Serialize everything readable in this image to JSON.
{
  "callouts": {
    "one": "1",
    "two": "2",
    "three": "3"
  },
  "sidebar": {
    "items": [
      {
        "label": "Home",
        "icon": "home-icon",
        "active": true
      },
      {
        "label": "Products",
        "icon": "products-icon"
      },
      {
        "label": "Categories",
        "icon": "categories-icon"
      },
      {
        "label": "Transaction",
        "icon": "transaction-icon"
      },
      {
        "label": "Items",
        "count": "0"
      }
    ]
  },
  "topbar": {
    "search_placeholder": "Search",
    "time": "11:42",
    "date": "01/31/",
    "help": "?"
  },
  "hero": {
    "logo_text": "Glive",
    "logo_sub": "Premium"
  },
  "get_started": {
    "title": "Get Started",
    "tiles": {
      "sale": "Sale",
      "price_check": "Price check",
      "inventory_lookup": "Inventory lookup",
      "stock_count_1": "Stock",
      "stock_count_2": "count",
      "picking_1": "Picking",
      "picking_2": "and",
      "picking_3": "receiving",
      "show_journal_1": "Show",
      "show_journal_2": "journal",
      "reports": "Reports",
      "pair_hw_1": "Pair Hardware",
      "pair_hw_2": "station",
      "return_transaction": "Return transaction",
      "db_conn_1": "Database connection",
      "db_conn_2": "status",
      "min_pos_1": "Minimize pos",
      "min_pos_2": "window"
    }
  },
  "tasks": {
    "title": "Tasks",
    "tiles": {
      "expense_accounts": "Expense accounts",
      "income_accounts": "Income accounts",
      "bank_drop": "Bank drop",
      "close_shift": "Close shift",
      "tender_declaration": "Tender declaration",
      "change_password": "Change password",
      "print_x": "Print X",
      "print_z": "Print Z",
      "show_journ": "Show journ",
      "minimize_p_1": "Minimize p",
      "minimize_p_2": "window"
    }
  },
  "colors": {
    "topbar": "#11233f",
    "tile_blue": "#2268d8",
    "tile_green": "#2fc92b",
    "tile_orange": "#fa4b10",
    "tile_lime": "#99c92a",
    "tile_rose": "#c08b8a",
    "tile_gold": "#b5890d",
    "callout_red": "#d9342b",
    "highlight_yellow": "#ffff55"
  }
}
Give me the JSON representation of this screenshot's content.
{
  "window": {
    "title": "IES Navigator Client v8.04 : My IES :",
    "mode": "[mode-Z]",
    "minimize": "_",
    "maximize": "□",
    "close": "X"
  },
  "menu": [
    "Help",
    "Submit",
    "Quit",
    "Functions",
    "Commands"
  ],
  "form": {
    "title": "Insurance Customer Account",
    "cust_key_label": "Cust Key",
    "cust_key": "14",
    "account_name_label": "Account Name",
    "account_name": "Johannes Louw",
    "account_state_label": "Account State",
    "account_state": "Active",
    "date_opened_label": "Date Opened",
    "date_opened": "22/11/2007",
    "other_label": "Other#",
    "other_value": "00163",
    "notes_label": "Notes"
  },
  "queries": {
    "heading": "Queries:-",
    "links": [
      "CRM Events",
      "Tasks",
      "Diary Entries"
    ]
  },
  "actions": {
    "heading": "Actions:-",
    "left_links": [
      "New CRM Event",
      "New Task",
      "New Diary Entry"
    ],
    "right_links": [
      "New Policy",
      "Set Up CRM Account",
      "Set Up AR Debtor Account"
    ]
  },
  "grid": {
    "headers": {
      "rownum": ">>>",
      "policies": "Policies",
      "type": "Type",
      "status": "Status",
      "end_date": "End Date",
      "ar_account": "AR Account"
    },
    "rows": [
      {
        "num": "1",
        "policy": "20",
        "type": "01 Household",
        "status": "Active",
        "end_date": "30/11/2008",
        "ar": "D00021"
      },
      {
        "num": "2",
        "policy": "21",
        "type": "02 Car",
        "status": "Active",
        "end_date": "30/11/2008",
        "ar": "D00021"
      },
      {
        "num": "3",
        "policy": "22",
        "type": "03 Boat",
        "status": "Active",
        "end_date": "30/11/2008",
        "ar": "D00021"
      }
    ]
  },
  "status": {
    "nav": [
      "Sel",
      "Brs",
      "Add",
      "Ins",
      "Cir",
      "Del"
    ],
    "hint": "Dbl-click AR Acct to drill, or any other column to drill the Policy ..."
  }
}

------------------------------------------------------------------------

#### Objective:
Reproduce the records word for word.

#### Output for this task:
Serialize everything readable in this image to JSON.
{
  "callouts": {
    "one": "1",
    "two": "2",
    "three": "3"
  },
  "sidebar": {
    "items": [
      {
        "label": "Home",
        "icon": "home-icon",
        "active": true
      },
      {
        "label": "Products",
        "icon": "products-icon"
      },
      {
        "label": "Categories",
        "icon": "categories-icon"
      },
      {
        "label": "Transaction",
        "icon": "transaction-icon"
      },
      {
        "label": "Items",
        "count": "0"
      }
    ]
  },
  "topbar": {
    "search_placeholder": "Search",
    "time": "11:42",
    "date": "01/31/",
    "help": "?"
  },
  "hero": {
    "logo_text": "Glive",
    "logo_sub": "Premium"
  },
  "get_started": {
    "title": "Get Started",
    "tiles": {
      "sale": "Sale",
      "price_check": "Price check",
      "inventory_lookup": "Inventory lookup",
      "stock_count_1": "Stock",
      "stock_count_2": "count",
      "picking_1": "Picking",
      "picking_2": "and",
      "picking_3": "receiving",
      "show_journal_1": "Show",
      "show_journal_2": "journal",
      "reports": "Reports",
      "pair_hw_1": "Pair Hardware",
      "pair_hw_2": "station",
      "return_transaction": "Return transaction",
      "db_conn_1": "Database connection",
      "db_conn_2": "status",
      "min_pos_1": "Minimize pos",
      "min_pos_2": "window"
    }
  },
  "tasks": {
    "title": "Tasks",
    "tiles": {
      "expense_accounts": "Expense accounts",
      "income_accounts": "Income accounts",
      "bank_drop": "Bank drop",
      "close_shift": "Close shift",
      "tender_declaration": "Tender declaration",
      "change_password": "Change password",
      "print_x": "Print X",
      "print_z": "Print Z",
      "show_journ": "Show journ",
      "minimize_p_1": "Minimize p",
      "minimize_p_2": "window"
    }
  },
  "colors": {
    "topbar": "#11233f",
    "tile_blue": "#2268d8",
    "tile_green": "#2fc92b",
    "tile_orange": "#fa4b10",
    "tile_lime": "#99c92a",
    "tile_rose": "#c08b8a",
    "tile_gold": "#b5890d",
    "callout_red": "#d9342b",
    "highlight_yellow": "#ffff55"
  }
}
Give me the JSON representation of this screenshot's content.
{
  "window": {
    "title": "IES Navigator Client v8.04 : My IES :",
    "mode": "[mode-Z]",
    "minimize": "_",
    "maximize": "□",
    "close": "X"
  },
  "menu": [
    "Help",
    "Submit",
    "Quit",
    "Functions",
    "Commands"
  ],
  "form": {
    "title": "Insurance Customer Account",
    "cust_key_label": "Cust Key",
    "cust_key": "14",
    "account_name_label": "Account Name",
    "account_name": "Johannes Louw",
    "account_state_label": "Account State",
    "account_state": "Active",
    "date_opened_label": "Date Opened",
    "date_opened": "22/11/2007",
    "other_label": "Other#",
    "other_value": "00163",
    "notes_label": "Notes"
  },
  "queries": {
    "heading": "Queries:-",
    "links": [
      "CRM Events",
      "Tasks",
      "Diary Entries"
    ]
  },
  "actions": {
    "heading": "Actions:-",
    "left_links": [
      "New CRM Event",
      "New Task",
      "New Diary Entry"
    ],
    "right_links": [
      "New Policy",
      "Set Up CRM Account",
      "Set Up AR Debtor Account"
    ]
  },
  "grid": {
    "headers": {
      "rownum": ">>>",
      "policies": "Policies",
      "type": "Type",
      "status": "Status",
      "end_date": "End Date",
      "ar_account": "AR Account"
    },
    "rows": [
      {
        "num": "1",
        "policy": "20",
        "type": "01 Household",
        "status": "Active",
        "end_date": "30/11/2008",
        "ar": "D00021"
      },
      {
        "num": "2",
        "policy": "21",
        "type": "02 Car",
        "status": "Active",
        "end_date": "30/11/2008",
        "ar": "D00021"
      },
      {
        "num": "3",
        "policy": "22",
        "type": "03 Boat",
        "status": "Active",
        "end_date": "30/11/2008",
        "ar": "D00021"
      }
    ]
  },
  "status": {
    "nav": [
      "Sel",
      "Brs",
      "Add",
      "Ins",
      "Cir",
      "Del"
    ],
    "hint": "Dbl-click AR Acct to drill, or any other column to drill the Policy ..."
  }
}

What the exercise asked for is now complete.